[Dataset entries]
------------------------------------

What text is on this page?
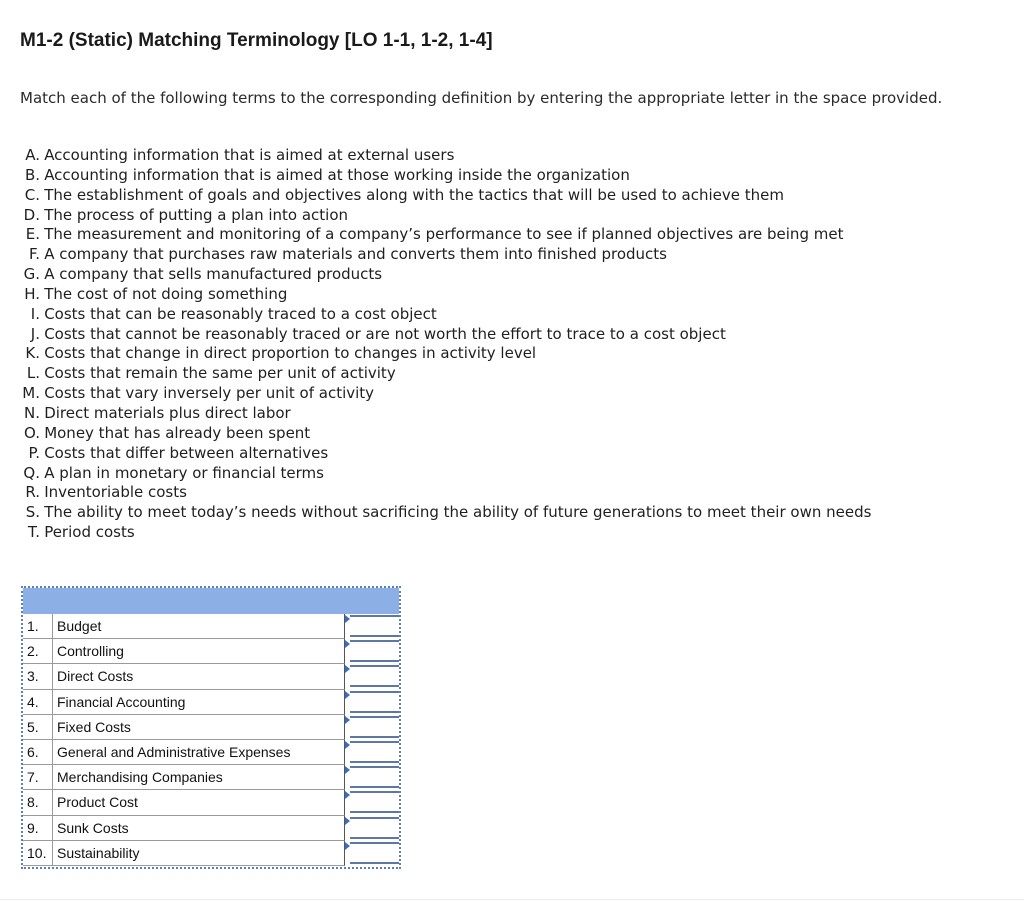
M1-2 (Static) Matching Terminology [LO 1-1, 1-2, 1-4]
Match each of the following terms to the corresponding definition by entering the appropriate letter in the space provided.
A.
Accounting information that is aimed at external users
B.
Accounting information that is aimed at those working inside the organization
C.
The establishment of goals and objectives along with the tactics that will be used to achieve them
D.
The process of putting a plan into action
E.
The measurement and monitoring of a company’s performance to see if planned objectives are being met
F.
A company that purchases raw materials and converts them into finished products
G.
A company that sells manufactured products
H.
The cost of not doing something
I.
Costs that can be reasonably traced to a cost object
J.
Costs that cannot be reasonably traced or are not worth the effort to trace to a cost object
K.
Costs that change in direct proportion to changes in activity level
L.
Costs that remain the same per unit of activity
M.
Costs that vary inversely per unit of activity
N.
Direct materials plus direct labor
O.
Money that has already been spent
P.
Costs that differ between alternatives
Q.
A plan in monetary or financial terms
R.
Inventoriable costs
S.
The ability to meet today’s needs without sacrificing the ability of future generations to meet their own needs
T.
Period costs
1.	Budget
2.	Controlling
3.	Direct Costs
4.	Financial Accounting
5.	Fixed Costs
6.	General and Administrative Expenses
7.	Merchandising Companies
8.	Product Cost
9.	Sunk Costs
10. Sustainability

------------------------------------

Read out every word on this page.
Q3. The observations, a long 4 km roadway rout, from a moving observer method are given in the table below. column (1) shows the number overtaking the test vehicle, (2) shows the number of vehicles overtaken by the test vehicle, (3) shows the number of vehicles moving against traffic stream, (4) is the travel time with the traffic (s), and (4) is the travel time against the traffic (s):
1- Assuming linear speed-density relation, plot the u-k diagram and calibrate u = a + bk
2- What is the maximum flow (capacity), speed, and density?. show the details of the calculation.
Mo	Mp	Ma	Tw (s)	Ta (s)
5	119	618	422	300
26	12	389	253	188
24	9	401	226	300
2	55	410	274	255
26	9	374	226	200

------------------------------------

* **What the task requires**
Reproduce every line of the listing above in which the string "aimed" appears.

* **Complete answer**
Accounting information that is aimed at external users
Accounting information that is aimed at those working inside the organization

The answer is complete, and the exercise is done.